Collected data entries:
>>>
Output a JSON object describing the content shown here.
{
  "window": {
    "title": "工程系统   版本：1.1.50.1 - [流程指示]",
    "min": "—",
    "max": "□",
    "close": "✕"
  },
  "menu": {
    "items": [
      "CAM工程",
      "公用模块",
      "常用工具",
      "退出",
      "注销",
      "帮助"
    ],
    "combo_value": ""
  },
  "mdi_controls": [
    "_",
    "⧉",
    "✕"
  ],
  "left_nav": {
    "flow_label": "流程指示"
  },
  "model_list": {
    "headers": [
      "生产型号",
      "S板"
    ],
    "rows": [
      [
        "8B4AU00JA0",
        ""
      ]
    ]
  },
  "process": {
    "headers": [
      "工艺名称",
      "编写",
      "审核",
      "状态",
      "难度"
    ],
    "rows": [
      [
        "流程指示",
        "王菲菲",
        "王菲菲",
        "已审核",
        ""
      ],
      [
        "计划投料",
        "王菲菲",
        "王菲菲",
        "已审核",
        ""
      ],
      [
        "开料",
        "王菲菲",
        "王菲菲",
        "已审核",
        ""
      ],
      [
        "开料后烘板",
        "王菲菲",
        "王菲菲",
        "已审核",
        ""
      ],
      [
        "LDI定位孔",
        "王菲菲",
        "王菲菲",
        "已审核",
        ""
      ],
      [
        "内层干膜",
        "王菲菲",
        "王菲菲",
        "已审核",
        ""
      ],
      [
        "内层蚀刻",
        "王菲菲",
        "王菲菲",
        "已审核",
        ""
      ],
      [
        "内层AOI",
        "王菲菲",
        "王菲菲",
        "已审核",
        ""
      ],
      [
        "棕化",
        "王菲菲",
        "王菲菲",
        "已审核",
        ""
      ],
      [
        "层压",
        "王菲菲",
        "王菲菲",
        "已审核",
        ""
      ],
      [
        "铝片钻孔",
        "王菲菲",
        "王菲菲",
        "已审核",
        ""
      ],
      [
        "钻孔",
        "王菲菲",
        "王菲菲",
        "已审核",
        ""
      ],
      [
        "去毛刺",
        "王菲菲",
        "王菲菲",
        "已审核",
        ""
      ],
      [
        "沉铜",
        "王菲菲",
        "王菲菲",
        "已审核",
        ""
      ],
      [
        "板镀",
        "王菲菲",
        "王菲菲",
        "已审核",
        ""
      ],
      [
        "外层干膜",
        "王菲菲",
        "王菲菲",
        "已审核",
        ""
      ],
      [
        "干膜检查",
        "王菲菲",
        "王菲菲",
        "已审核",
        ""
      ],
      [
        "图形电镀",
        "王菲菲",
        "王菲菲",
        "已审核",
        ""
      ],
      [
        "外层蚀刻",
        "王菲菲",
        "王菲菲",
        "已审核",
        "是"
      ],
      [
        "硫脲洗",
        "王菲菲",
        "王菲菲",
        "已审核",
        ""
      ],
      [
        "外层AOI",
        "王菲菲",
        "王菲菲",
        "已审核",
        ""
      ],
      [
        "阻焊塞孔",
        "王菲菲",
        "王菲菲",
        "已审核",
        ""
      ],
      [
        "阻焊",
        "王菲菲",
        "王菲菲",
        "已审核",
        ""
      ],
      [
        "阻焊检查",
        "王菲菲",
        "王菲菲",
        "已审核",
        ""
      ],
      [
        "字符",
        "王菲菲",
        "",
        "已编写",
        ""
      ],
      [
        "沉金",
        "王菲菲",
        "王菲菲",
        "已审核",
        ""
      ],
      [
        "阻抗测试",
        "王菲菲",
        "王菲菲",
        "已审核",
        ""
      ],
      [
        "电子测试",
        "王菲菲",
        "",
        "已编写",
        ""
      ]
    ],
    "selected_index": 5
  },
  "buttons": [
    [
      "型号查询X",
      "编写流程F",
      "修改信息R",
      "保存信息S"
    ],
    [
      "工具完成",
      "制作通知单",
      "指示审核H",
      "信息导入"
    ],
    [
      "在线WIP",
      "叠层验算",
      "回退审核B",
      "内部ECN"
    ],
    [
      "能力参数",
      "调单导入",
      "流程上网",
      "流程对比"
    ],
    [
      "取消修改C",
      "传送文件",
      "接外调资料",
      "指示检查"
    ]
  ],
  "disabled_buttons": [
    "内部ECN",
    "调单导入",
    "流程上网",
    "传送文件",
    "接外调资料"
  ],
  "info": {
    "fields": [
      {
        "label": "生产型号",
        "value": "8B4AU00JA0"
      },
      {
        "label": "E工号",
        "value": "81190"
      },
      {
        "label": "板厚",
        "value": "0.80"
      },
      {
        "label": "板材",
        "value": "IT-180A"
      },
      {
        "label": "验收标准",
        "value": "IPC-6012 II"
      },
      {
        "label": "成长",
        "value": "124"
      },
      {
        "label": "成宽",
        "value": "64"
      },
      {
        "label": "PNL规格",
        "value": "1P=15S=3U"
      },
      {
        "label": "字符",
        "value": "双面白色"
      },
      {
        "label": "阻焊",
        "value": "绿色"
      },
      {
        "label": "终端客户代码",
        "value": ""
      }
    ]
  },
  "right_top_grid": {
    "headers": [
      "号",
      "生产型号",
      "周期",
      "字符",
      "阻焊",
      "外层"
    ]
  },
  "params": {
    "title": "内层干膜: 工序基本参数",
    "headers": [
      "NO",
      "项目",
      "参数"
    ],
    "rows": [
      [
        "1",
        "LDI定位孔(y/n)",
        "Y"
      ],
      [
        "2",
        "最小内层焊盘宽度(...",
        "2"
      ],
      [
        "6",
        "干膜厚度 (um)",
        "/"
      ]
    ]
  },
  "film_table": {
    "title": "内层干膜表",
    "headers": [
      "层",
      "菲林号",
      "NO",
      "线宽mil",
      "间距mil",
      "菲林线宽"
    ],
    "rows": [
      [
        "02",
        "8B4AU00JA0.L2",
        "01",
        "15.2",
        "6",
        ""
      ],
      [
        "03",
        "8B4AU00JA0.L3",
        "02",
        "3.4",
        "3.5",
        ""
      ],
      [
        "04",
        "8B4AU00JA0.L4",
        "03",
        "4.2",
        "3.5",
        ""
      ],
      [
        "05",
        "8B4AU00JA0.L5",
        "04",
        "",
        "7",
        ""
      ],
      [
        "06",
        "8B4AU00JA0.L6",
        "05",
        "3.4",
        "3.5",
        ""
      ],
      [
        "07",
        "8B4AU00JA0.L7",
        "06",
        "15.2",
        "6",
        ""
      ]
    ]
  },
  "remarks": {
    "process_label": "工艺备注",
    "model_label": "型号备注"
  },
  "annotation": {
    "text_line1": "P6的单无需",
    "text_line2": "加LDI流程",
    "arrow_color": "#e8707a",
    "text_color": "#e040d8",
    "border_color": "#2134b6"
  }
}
<<<
Type out the whole listing above again, exactly as it stands.

The output:
Output a JSON object describing the content shown here.
{
  "window": {
    "title": "工程系统   版本：1.1.50.1 - [流程指示]",
    "min": "—",
    "max": "□",
    "close": "✕"
  },
  "menu": {
    "items": [
      "CAM工程",
      "公用模块",
      "常用工具",
      "退出",
      "注销",
      "帮助"
    ],
    "combo_value": ""
  },
  "mdi_controls": [
    "_",
    "⧉",
    "✕"
  ],
  "left_nav": {
    "flow_label": "流程指示"
  },
  "model_list": {
    "headers": [
      "生产型号",
      "S板"
    ],
    "rows": [
      [
        "8B4AU00JA0",
        ""
      ]
    ]
  },
  "process": {
    "headers": [
      "工艺名称",
      "编写",
      "审核",
      "状态",
      "难度"
    ],
    "rows": [
      [
        "流程指示",
        "王菲菲",
        "王菲菲",
        "已审核",
        ""
      ],
      [
        "计划投料",
        "王菲菲",
        "王菲菲",
        "已审核",
        ""
      ],
      [
        "开料",
        "王菲菲",
        "王菲菲",
        "已审核",
        ""
      ],
      [
        "开料后烘板",
        "王菲菲",
        "王菲菲",
        "已审核",
        ""
      ],
      [
        "LDI定位孔",
        "王菲菲",
        "王菲菲",
        "已审核",
        ""
      ],
      [
        "内层干膜",
        "王菲菲",
        "王菲菲",
        "已审核",
        ""
      ],
      [
        "内层蚀刻",
        "王菲菲",
        "王菲菲",
        "已审核",
        ""
      ],
      [
        "内层AOI",
        "王菲菲",
        "王菲菲",
        "已审核",
        ""
      ],
      [
        "棕化",
        "王菲菲",
        "王菲菲",
        "已审核",
        ""
      ],
      [
        "层压",
        "王菲菲",
        "王菲菲",
        "已审核",
        ""
      ],
      [
        "铝片钻孔",
        "王菲菲",
        "王菲菲",
        "已审核",
        ""
      ],
      [
        "钻孔",
        "王菲菲",
        "王菲菲",
        "已审核",
        ""
      ],
      [
        "去毛刺",
        "王菲菲",
        "王菲菲",
        "已审核",
        ""
      ],
      [
        "沉铜",
        "王菲菲",
        "王菲菲",
        "已审核",
        ""
      ],
      [
        "板镀",
        "王菲菲",
        "王菲菲",
        "已审核",
        ""
      ],
      [
        "外层干膜",
        "王菲菲",
        "王菲菲",
        "已审核",
        ""
      ],
      [
        "干膜检查",
        "王菲菲",
        "王菲菲",
        "已审核",
        ""
      ],
      [
        "图形电镀",
        "王菲菲",
        "王菲菲",
        "已审核",
        ""
      ],
      [
        "外层蚀刻",
        "王菲菲",
        "王菲菲",
        "已审核",
        "是"
      ],
      [
        "硫脲洗",
        "王菲菲",
        "王菲菲",
        "已审核",
        ""
      ],
      [
        "外层AOI",
        "王菲菲",
        "王菲菲",
        "已审核",
        ""
      ],
      [
        "阻焊塞孔",
        "王菲菲",
        "王菲菲",
        "已审核",
        ""
      ],
      [
        "阻焊",
        "王菲菲",
        "王菲菲",
        "已审核",
        ""
      ],
      [
        "阻焊检查",
        "王菲菲",
        "王菲菲",
        "已审核",
        ""
      ],
      [
        "字符",
        "王菲菲",
        "",
        "已编写",
        ""
      ],
      [
        "沉金",
        "王菲菲",
        "王菲菲",
        "已审核",
        ""
      ],
      [
        "阻抗测试",
        "王菲菲",
        "王菲菲",
        "已审核",
        ""
      ],
      [
        "电子测试",
        "王菲菲",
        "",
        "已编写",
        ""
      ]
    ],
    "selected_index": 5
  },
  "buttons": [
    [
      "型号查询X",
      "编写流程F",
      "修改信息R",
      "保存信息S"
    ],
    [
      "工具完成",
      "制作通知单",
      "指示审核H",
      "信息导入"
    ],
    [
      "在线WIP",
      "叠层验算",
      "回退审核B",
      "内部ECN"
    ],
    [
      "能力参数",
      "调单导入",
      "流程上网",
      "流程对比"
    ],
    [
      "取消修改C",
      "传送文件",
      "接外调资料",
      "指示检查"
    ]
  ],
  "disabled_buttons": [
    "内部ECN",
    "调单导入",
    "流程上网",
    "传送文件",
    "接外调资料"
  ],
  "info": {
    "fields": [
      {
        "label": "生产型号",
        "value": "8B4AU00JA0"
      },
      {
        "label": "E工号",
        "value": "81190"
      },
      {
        "label": "板厚",
        "value": "0.80"
      },
      {
        "label": "板材",
        "value": "IT-180A"
      },
      {
        "label": "验收标准",
        "value": "IPC-6012 II"
      },
      {
        "label": "成长",
        "value": "124"
      },
      {
        "label": "成宽",
        "value": "64"
      },
      {
        "label": "PNL规格",
        "value": "1P=15S=3U"
      },
      {
        "label": "字符",
        "value": "双面白色"
      },
      {
        "label": "阻焊",
        "value": "绿色"
      },
      {
        "label": "终端客户代码",
        "value": ""
      }
    ]
  },
  "right_top_grid": {
    "headers": [
      "号",
      "生产型号",
      "周期",
      "字符",
      "阻焊",
      "外层"
    ]
  },
  "params": {
    "title": "内层干膜: 工序基本参数",
    "headers": [
      "NO",
      "项目",
      "参数"
    ],
    "rows": [
      [
        "1",
        "LDI定位孔(y/n)",
        "Y"
      ],
      [
        "2",
        "最小内层焊盘宽度(...",
        "2"
      ],
      [
        "6",
        "干膜厚度 (um)",
        "/"
      ]
    ]
  },
  "film_table": {
    "title": "内层干膜表",
    "headers": [
      "层",
      "菲林号",
      "NO",
      "线宽mil",
      "间距mil",
      "菲林线宽"
    ],
    "rows": [
      [
        "02",
        "8B4AU00JA0.L2",
        "01",
        "15.2",
        "6",
        ""
      ],
      [
        "03",
        "8B4AU00JA0.L3",
        "02",
        "3.4",
        "3.5",
        ""
      ],
      [
        "04",
        "8B4AU00JA0.L4",
        "03",
        "4.2",
        "3.5",
        ""
      ],
      [
        "05",
        "8B4AU00JA0.L5",
        "04",
        "",
        "7",
        ""
      ],
      [
        "06",
        "8B4AU00JA0.L6",
        "05",
        "3.4",
        "3.5",
        ""
      ],
      [
        "07",
        "8B4AU00JA0.L7",
        "06",
        "15.2",
        "6",
        ""
      ]
    ]
  },
  "remarks": {
    "process_label": "工艺备注",
    "model_label": "型号备注"
  },
  "annotation": {
    "text_line1": "P6的单无需",
    "text_line2": "加LDI流程",
    "arrow_color": "#e8707a",
    "text_color": "#e040d8",
    "border_color": "#2134b6"
  }
}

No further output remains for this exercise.